Verilen görev.
Emekçiler için adaletin ne anlama geldiğini anlatan yazıyı, son cümlesinin ardından yazarak sürdürün.

Buradasınız
Nedir Adalet?
2014 Mayısında acı feryatlar yayıldı Soma’dan Türkiye’ye. Evlat, baba, eş, komşu, sevgili, arkadaş, işçi olan, eli ekmek tutan 301 insan, 301 madenci son nefesini zehirli, ıslak, karanlık kömür madeninde verdi. O karanlıktan bir daha asla çıkamayacaklarını, o gün sevdiklerine kara haberlerinin ulaşacağını bilerek can verdiler yerin yüzlerce metre altında. Aradan geçen yedi yılda aileleri, sevenleri hâlâ mahkeme kapılarında adalet arıyorlar. Aynı acıyı Hendek’teki havai fişek fabrikasında gerçekleşen patlamada kardeşini kaybederek yaşayan bir emekçi kadın şöyle haykırıyor: “Biz gerçek adaletin peşindeyiz!”
Gerçek adalet… Nedir gerçek adalet? Emekçi insanlar için soyut bir şey değildir, gayet somuttur adalet. Emekçiler adalet isterken “ekmeğimizi kazanmak için gittiğimiz yerde canımızı kaybetmeyelim. Paradan, kârdan daha değersiz görülmeyelim. İş güvenliği önlemlerinin maliyeti canımızdan daha kıymetli sayılmasın. Mahkeme kapılarına gittiğimizde işçileri katleden patronlar aklanmasın. Polis zoruyla itilip kakılmayalım. Susturulmayalım. Acımızla, öfkemizle baş başa bırakılmayalım. Para babaları zevkusefa içinde yaşarken biz geçim derdiyle, borç yüküyle, gelecek kaygısıyla ömür tüketmeyelim. Ömrümüz üç kuruş asgari ücret için tükenircesine çalışmakla geçmesin. Vergilerin, zamların altında ezilmeyelim. İşimiz olsun, aşımız olsun, çocuklarımızın güzel bir geleceği olsun. Yoksul olduğumuz için ikinci sınıf insan muamelesi görmeyelim. Hakkımızı aradığımız için cezalandırılmayalım. Biz de gün yüzü görebilelim, sömürülmeyelim…” diyorlar. Eşitlik istiyorlar, saygı istiyorlar, yaşamın tadına varmak istiyorlar. Emekçi kadınlar doğurup sevgiyle, emekle büyüttükleri evlatlarını iş cinayetlerinde kaybetmek istemiyorlar. “Sizin evlatlarınız neden bizimkilerden daha değerli olsun?” diye soruyorlar.
İşte budur işçilerin, emekçilerin adaletten anladığı. Ezilenlerin binyıllardır aradığı adalet budur. Oysa, egemenlere, sermayedarlara, para babalarına göre “adalet mülkün temeli”dir. Bununla, adaletin kurulu düzenin temeli olduğunu anlatmak istiyorlar. Ama kurulu düzen bir sömürü düzeni olduğu için, bu düzende mal da mülk de onlarda olduğu için, “adalet” de onların adaleti olmuş oluyor. Bu adalete göre onların erkekleri de kadınları da çocukları da bizim sınıfımızın erkeklerinden, kadınlarından, çocuklarından daha değerlidir.

Veri bölümü.
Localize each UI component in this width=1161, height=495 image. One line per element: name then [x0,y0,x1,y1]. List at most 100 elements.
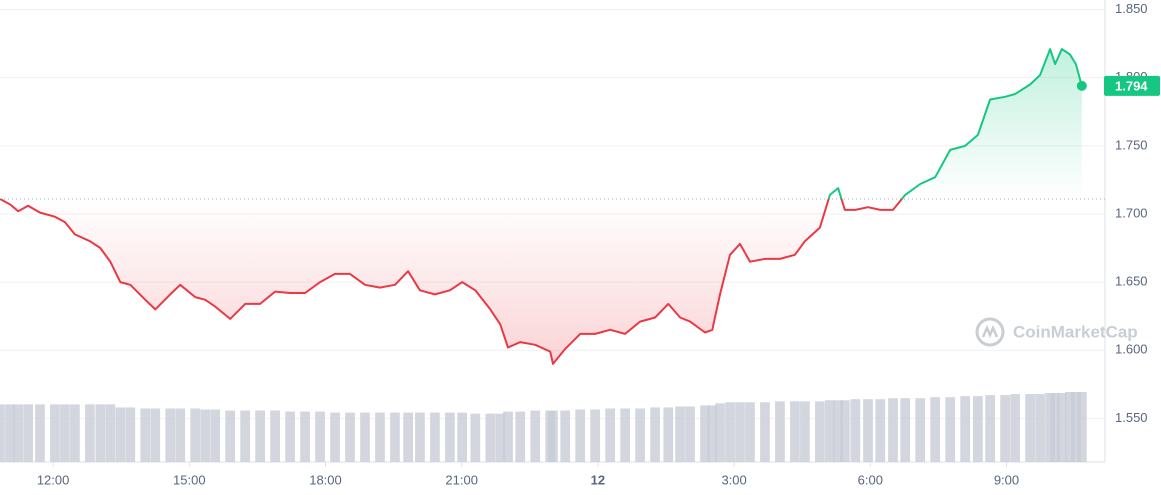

Yanıt.
İnsanlığın iki temel sınıfa ayrıldığı bir toplumsal düzende yaşıyoruz. Bir tarafta üreten işçi sınıfı, öte tarafta tüm üretim araçlarına ve zenginliklere el koyan sermaye sınıfı var. Sınıfların damga vurduğu toplum yapısında tüm yaşam bu karşıtlık temelinde şekil alıyor. Aynı kavram iki ayrı sınıf için iki farklı anlam taşıyor. İşte bu nedenle işçilerin, emekçilerin adalet anlayışı ile egemenlerin adalet anlayışı bir değildir.
Koronavirüs salgını altında geçirdiğimiz son bir yıl, sermaye sahiplerinin adalet anlayışı ile emekçilerin adalet anlayışı arasındaki farkı iyice açığa çıkardı. Salgın emekçileri vururken, aynı anda sermaye sahipleri servetlerini arttırmaya devam ediyorlar. Yapılan araştırmalara göre dünyadaki en zengin 10 kişinin şu son bir yılda elde ettiği kâr, tüm dünyayı aşılamaya ve koronavirüs salgınını ortadan kaldırmaya yetiyor. Ama yüz milyarlarca dolar içinde yüzenler kârlarının o kadarcık kısmından vazgeçmek bir tarafa servetlerini nasıl arttırabileceklerini hesap ediyorlar. Çünkü kapitalist düzenin adaleti de vicdanı da yalnızca sermayenin büyümesine hizmet eder. Bedeli her ne olursa olsun!
Bu düzende Adalet Bakanlıkları adaletsizlikler devam etsin diye vardır. İki dilim baklava çalan çocuklara hapishaneler inşa etmek için vardır. Hapishane duvarlarının arkasında yüzbinlerce insan birikirken asıl hırsızlar, yağmacılar, zalimler, katiller dışarıda rahatça yaşasın diye vardır. Adalet sarayları adalet arayanları susturmak, dizginlemek için vardır. Emekçiler gerçek adalete ulaşamasınlar diye vardır. Gerçek hayatta eşit olmayanların kanunlarda, kâğıt üstünde eşit gösterilmesi büyük bir aldatmacadır. Sömürüyü ve özel mülkiyeti kutsayıp koruyan bir düzende adalet terazisi adaletsizliğin kaynağı olan zalimlerin elindedir.
İşçi sınıfının şairlerinden Bertolt Brecht’in dediği gibi; adalet halkın ekmeğidir. Kapitalist düzende “adalet dağıtanlar” ise halkın ekmeğini, özgürlüğünü ve yaşamını elinden alanlardır. İşte bu nedenle Hendek’teki patlamada kardeşini kaybeden emekçi kadın kardeşimizin sesine güç vermeliyiz. Gerçek adaletin peşinde olmalıyız. Yani ekmeğimiz, özgürlüğümüz ve yaşamımız için örgütlenmeliyiz.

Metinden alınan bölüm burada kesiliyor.